THE PROBLEM —
Can you quote the records below in full, word for word?

DATA SECTION —
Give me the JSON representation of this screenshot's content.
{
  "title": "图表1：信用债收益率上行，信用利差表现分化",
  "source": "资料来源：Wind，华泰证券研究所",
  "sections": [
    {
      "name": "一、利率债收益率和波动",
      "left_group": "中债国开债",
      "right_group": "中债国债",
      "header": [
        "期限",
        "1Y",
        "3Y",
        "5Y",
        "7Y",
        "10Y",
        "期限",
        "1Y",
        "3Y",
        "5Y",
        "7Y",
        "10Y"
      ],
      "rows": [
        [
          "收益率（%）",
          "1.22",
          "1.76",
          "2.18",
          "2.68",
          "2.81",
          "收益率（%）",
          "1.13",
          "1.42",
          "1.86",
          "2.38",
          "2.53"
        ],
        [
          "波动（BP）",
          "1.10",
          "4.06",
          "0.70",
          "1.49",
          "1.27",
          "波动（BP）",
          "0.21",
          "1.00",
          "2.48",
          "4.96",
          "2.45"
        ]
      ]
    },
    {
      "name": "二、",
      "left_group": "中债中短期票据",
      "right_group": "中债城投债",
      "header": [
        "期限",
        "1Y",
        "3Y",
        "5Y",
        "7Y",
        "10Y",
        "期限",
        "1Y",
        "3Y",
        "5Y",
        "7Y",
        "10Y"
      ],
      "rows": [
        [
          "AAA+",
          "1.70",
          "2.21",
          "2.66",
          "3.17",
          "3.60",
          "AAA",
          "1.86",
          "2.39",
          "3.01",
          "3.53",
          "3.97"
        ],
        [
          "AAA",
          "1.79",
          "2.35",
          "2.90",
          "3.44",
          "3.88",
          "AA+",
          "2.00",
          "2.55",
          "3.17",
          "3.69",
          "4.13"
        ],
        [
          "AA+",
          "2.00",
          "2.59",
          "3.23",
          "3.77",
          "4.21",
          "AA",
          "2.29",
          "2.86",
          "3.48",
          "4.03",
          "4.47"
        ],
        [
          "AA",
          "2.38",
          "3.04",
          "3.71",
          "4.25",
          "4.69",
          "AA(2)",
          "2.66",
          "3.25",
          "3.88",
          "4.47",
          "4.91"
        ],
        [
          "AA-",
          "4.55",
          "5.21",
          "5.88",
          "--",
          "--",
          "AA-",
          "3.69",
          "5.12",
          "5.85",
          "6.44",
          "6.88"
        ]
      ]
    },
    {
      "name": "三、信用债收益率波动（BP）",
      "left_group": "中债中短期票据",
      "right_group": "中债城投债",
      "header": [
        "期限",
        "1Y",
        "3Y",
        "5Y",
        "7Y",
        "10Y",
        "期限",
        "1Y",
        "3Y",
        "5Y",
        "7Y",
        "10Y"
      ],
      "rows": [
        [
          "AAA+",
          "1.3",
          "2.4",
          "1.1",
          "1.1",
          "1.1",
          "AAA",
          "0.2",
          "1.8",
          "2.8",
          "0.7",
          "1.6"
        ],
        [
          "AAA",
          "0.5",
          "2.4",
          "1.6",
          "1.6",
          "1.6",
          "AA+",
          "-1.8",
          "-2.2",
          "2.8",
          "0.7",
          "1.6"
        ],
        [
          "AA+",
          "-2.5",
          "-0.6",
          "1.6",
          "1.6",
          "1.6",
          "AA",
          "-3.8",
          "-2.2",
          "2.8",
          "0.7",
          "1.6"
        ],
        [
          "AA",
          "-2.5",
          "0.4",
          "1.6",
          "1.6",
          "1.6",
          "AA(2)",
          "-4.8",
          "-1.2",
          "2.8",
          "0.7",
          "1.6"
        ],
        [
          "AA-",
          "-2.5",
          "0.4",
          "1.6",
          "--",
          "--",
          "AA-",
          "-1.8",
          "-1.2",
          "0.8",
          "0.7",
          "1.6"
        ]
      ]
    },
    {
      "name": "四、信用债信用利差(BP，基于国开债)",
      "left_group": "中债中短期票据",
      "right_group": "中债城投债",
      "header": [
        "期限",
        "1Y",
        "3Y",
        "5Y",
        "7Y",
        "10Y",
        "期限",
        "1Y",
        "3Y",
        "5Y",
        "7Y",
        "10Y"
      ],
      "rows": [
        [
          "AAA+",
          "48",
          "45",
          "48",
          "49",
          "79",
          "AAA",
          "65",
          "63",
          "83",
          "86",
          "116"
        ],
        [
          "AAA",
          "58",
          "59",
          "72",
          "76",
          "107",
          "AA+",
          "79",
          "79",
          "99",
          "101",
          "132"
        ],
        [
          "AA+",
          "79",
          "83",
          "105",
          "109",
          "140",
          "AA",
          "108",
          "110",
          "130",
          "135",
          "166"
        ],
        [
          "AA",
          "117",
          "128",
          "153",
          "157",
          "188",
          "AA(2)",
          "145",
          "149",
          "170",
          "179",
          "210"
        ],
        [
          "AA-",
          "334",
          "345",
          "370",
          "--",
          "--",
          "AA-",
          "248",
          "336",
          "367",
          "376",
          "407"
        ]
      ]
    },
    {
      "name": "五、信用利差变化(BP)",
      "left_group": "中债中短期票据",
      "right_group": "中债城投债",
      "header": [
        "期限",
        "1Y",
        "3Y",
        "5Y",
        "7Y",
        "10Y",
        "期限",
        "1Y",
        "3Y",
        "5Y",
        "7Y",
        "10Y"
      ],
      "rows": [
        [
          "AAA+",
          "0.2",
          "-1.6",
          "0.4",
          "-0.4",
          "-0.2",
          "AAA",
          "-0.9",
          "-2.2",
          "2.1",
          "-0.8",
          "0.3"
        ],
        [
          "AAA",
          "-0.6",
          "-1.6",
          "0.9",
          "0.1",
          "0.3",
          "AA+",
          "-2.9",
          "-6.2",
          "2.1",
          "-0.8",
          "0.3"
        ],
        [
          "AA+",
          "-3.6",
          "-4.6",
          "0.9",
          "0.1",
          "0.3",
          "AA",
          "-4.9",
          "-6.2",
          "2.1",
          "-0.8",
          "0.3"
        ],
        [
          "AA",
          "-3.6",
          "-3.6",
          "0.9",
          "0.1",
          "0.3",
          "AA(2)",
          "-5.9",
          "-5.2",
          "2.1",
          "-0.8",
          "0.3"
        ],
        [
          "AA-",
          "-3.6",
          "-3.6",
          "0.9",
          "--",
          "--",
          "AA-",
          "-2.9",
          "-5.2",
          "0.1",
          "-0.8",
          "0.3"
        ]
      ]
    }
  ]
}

RESPONSE BELOW —
Give me the JSON representation of this screenshot's content.
{
  "title": "图表1：信用债收益率上行，信用利差表现分化",
  "source": "资料来源：Wind，华泰证券研究所",
  "sections": [
    {
      "name": "一、利率债收益率和波动",
      "left_group": "中债国开债",
      "right_group": "中债国债",
      "header": [
        "期限",
        "1Y",
        "3Y",
        "5Y",
        "7Y",
        "10Y",
        "期限",
        "1Y",
        "3Y",
        "5Y",
        "7Y",
        "10Y"
      ],
      "rows": [
        [
          "收益率（%）",
          "1.22",
          "1.76",
          "2.18",
          "2.68",
          "2.81",
          "收益率（%）",
          "1.13",
          "1.42",
          "1.86",
          "2.38",
          "2.53"
        ],
        [
          "波动（BP）",
          "1.10",
          "4.06",
          "0.70",
          "1.49",
          "1.27",
          "波动（BP）",
          "0.21",
          "1.00",
          "2.48",
          "4.96",
          "2.45"
        ]
      ]
    },
    {
      "name": "二、",
      "left_group": "中债中短期票据",
      "right_group": "中债城投债",
      "header": [
        "期限",
        "1Y",
        "3Y",
        "5Y",
        "7Y",
        "10Y",
        "期限",
        "1Y",
        "3Y",
        "5Y",
        "7Y",
        "10Y"
      ],
      "rows": [
        [
          "AAA+",
          "1.70",
          "2.21",
          "2.66",
          "3.17",
          "3.60",
          "AAA",
          "1.86",
          "2.39",
          "3.01",
          "3.53",
          "3.97"
        ],
        [
          "AAA",
          "1.79",
          "2.35",
          "2.90",
          "3.44",
          "3.88",
          "AA+",
          "2.00",
          "2.55",
          "3.17",
          "3.69",
          "4.13"
        ],
        [
          "AA+",
          "2.00",
          "2.59",
          "3.23",
          "3.77",
          "4.21",
          "AA",
          "2.29",
          "2.86",
          "3.48",
          "4.03",
          "4.47"
        ],
        [
          "AA",
          "2.38",
          "3.04",
          "3.71",
          "4.25",
          "4.69",
          "AA(2)",
          "2.66",
          "3.25",
          "3.88",
          "4.47",
          "4.91"
        ],
        [
          "AA-",
          "4.55",
          "5.21",
          "5.88",
          "--",
          "--",
          "AA-",
          "3.69",
          "5.12",
          "5.85",
          "6.44",
          "6.88"
        ]
      ]
    },
    {
      "name": "三、信用债收益率波动（BP）",
      "left_group": "中债中短期票据",
      "right_group": "中债城投债",
      "header": [
        "期限",
        "1Y",
        "3Y",
        "5Y",
        "7Y",
        "10Y",
        "期限",
        "1Y",
        "3Y",
        "5Y",
        "7Y",
        "10Y"
      ],
      "rows": [
        [
          "AAA+",
          "1.3",
          "2.4",
          "1.1",
          "1.1",
          "1.1",
          "AAA",
          "0.2",
          "1.8",
          "2.8",
          "0.7",
          "1.6"
        ],
        [
          "AAA",
          "0.5",
          "2.4",
          "1.6",
          "1.6",
          "1.6",
          "AA+",
          "-1.8",
          "-2.2",
          "2.8",
          "0.7",
          "1.6"
        ],
        [
          "AA+",
          "-2.5",
          "-0.6",
          "1.6",
          "1.6",
          "1.6",
          "AA",
          "-3.8",
          "-2.2",
          "2.8",
          "0.7",
          "1.6"
        ],
        [
          "AA",
          "-2.5",
          "0.4",
          "1.6",
          "1.6",
          "1.6",
          "AA(2)",
          "-4.8",
          "-1.2",
          "2.8",
          "0.7",
          "1.6"
        ],
        [
          "AA-",
          "-2.5",
          "0.4",
          "1.6",
          "--",
          "--",
          "AA-",
          "-1.8",
          "-1.2",
          "0.8",
          "0.7",
          "1.6"
        ]
      ]
    },
    {
      "name": "四、信用债信用利差(BP，基于国开债)",
      "left_group": "中债中短期票据",
      "right_group": "中债城投债",
      "header": [
        "期限",
        "1Y",
        "3Y",
        "5Y",
        "7Y",
        "10Y",
        "期限",
        "1Y",
        "3Y",
        "5Y",
        "7Y",
        "10Y"
      ],
      "rows": [
        [
          "AAA+",
          "48",
          "45",
          "48",
          "49",
          "79",
          "AAA",
          "65",
          "63",
          "83",
          "86",
          "116"
        ],
        [
          "AAA",
          "58",
          "59",
          "72",
          "76",
          "107",
          "AA+",
          "79",
          "79",
          "99",
          "101",
          "132"
        ],
        [
          "AA+",
          "79",
          "83",
          "105",
          "109",
          "140",
          "AA",
          "108",
          "110",
          "130",
          "135",
          "166"
        ],
        [
          "AA",
          "117",
          "128",
          "153",
          "157",
          "188",
          "AA(2)",
          "145",
          "149",
          "170",
          "179",
          "210"
        ],
        [
          "AA-",
          "334",
          "345",
          "370",
          "--",
          "--",
          "AA-",
          "248",
          "336",
          "367",
          "376",
          "407"
        ]
      ]
    },
    {
      "name": "五、信用利差变化(BP)",
      "left_group": "中债中短期票据",
      "right_group": "中债城投债",
      "header": [
        "期限",
        "1Y",
        "3Y",
        "5Y",
        "7Y",
        "10Y",
        "期限",
        "1Y",
        "3Y",
        "5Y",
        "7Y",
        "10Y"
      ],
      "rows": [
        [
          "AAA+",
          "0.2",
          "-1.6",
          "0.4",
          "-0.4",
          "-0.2",
          "AAA",
          "-0.9",
          "-2.2",
          "2.1",
          "-0.8",
          "0.3"
        ],
        [
          "AAA",
          "-0.6",
          "-1.6",
          "0.9",
          "0.1",
          "0.3",
          "AA+",
          "-2.9",
          "-6.2",
          "2.1",
          "-0.8",
          "0.3"
        ],
        [
          "AA+",
          "-3.6",
          "-4.6",
          "0.9",
          "0.1",
          "0.3",
          "AA",
          "-4.9",
          "-6.2",
          "2.1",
          "-0.8",
          "0.3"
        ],
        [
          "AA",
          "-3.6",
          "-3.6",
          "0.9",
          "0.1",
          "0.3",
          "AA(2)",
          "-5.9",
          "-5.2",
          "2.1",
          "-0.8",
          "0.3"
        ],
        [
          "AA-",
          "-3.6",
          "-3.6",
          "0.9",
          "--",
          "--",
          "AA-",
          "-2.9",
          "-5.2",
          "0.1",
          "-0.8",
          "0.3"
        ]
      ]
    }
  ]
}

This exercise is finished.